**Task brief:** Omit the pictures and retype only the lines from the one containing "What text is on this page?" through the end of the listing, both ends included.

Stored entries
※
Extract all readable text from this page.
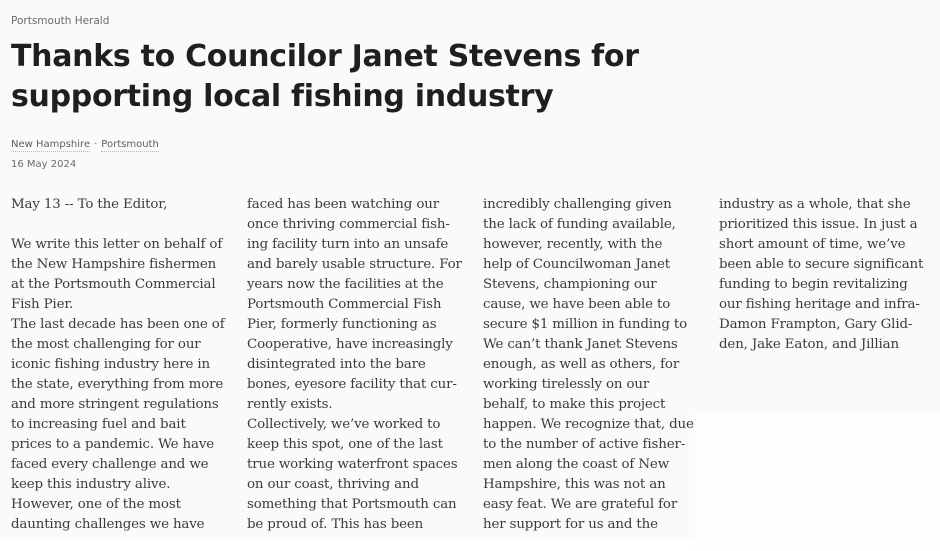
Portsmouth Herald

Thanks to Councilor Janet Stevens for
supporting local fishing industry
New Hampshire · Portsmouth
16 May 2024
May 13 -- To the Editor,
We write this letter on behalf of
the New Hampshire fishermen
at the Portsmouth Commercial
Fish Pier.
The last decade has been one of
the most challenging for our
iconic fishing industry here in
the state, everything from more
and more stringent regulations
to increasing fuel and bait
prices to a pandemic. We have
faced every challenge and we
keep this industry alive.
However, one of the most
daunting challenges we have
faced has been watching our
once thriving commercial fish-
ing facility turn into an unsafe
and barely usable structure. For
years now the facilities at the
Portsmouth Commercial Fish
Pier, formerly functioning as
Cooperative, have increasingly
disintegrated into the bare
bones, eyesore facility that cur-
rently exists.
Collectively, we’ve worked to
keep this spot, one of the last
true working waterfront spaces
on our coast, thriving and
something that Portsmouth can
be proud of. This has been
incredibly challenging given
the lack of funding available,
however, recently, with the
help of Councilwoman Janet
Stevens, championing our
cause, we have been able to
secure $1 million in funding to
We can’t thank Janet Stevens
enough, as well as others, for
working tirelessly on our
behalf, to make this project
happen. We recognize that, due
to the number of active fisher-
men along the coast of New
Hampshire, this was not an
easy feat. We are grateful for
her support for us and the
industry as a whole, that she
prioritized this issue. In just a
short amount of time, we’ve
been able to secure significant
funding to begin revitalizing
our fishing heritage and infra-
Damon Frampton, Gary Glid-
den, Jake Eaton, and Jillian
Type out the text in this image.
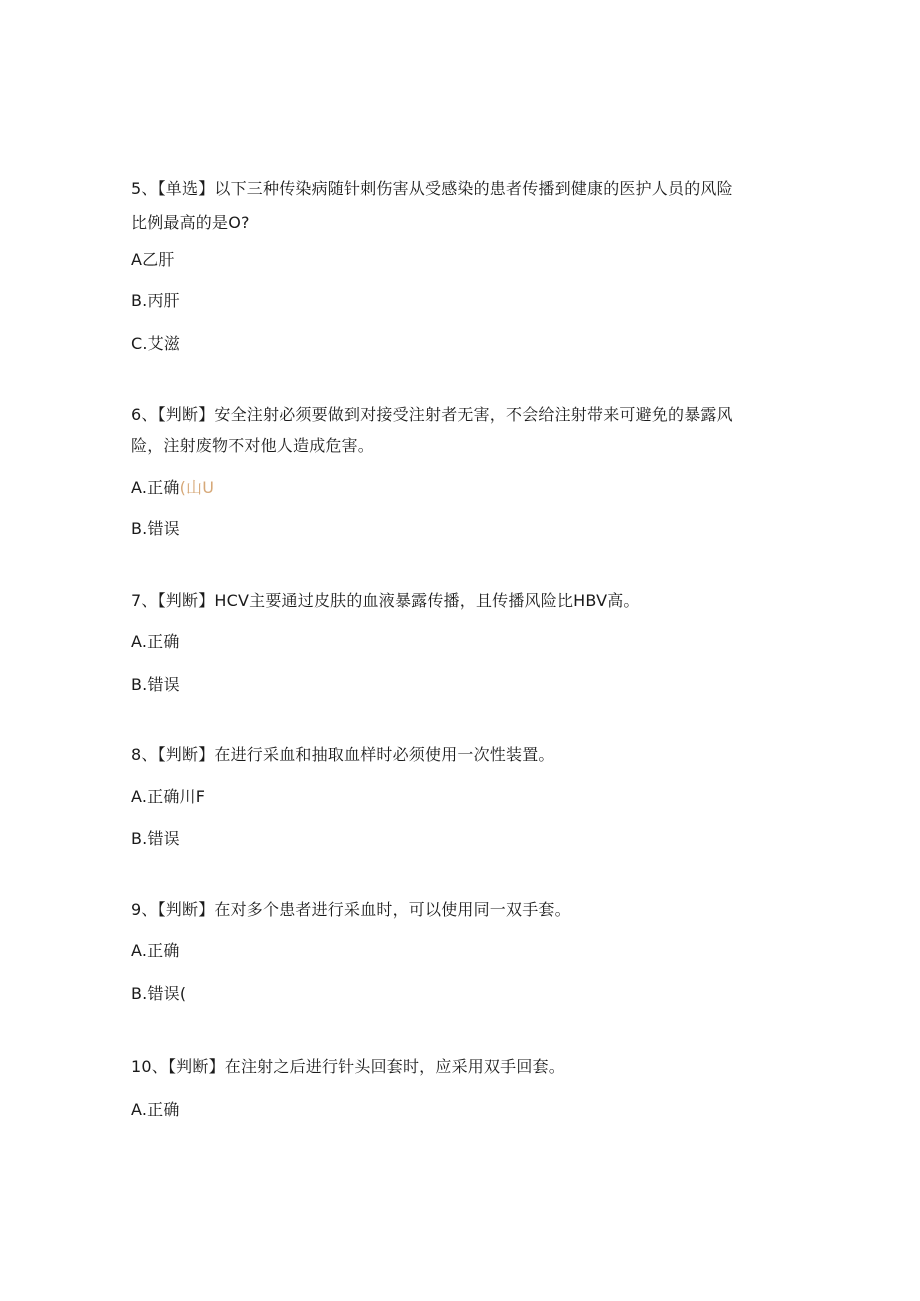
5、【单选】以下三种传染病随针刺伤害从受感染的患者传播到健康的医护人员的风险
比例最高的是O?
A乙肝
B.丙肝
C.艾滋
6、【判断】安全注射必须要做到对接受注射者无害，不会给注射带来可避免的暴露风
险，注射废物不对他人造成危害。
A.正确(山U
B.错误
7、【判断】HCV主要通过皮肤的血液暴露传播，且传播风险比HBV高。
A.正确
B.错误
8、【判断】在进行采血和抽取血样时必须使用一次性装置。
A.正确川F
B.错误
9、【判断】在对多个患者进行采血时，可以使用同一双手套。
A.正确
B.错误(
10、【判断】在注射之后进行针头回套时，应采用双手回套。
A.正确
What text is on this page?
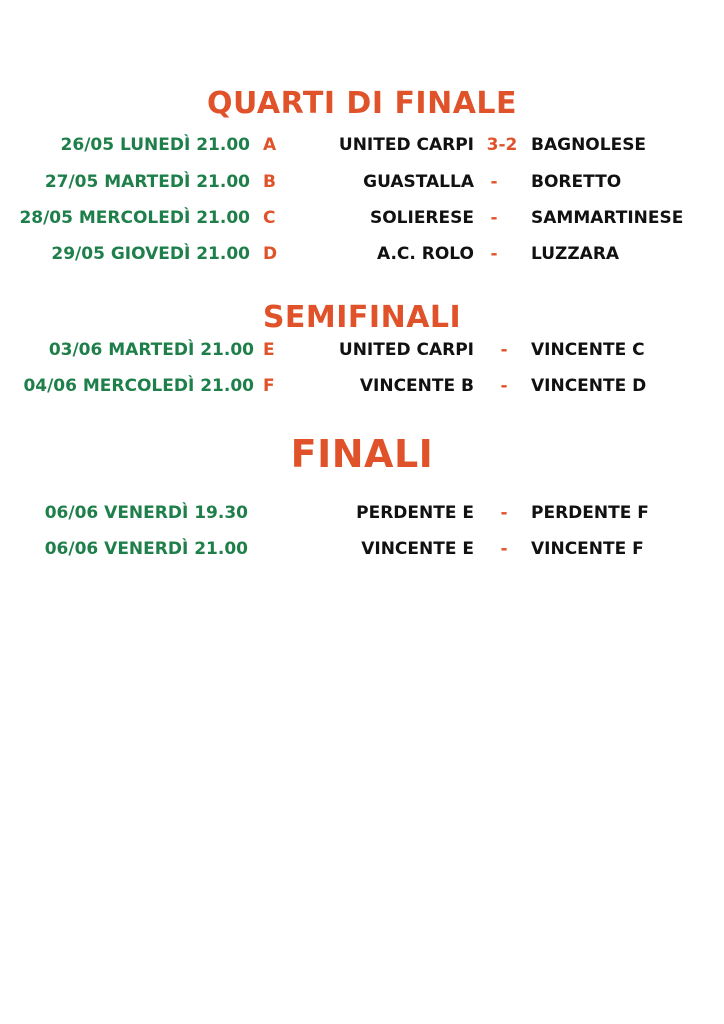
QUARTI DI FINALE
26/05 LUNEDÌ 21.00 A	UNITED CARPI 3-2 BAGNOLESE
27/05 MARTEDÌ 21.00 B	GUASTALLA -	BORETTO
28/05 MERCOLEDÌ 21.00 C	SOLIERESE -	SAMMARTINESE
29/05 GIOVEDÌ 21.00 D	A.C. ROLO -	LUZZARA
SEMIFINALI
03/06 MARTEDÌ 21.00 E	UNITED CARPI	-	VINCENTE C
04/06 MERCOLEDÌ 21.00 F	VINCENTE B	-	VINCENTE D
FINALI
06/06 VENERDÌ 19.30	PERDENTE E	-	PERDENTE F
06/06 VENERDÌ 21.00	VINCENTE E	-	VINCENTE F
※
**Full response:**
What text is on this page?
QUARTI DI FINALE
26/05 LUNEDÌ 21.00 A	UNITED CARPI 3-2 BAGNOLESE
27/05 MARTEDÌ 21.00 B	GUASTALLA -	BORETTO
28/05 MERCOLEDÌ 21.00 C	SOLIERESE -	SAMMARTINESE
29/05 GIOVEDÌ 21.00 D	A.C. ROLO -	LUZZARA
SEMIFINALI
03/06 MARTEDÌ 21.00 E	UNITED CARPI	-	VINCENTE C
04/06 MERCOLEDÌ 21.00 F	VINCENTE B	-	VINCENTE D
FINALI
06/06 VENERDÌ 19.30	PERDENTE E	-	PERDENTE F
06/06 VENERDÌ 21.00	VINCENTE E	-	VINCENTE F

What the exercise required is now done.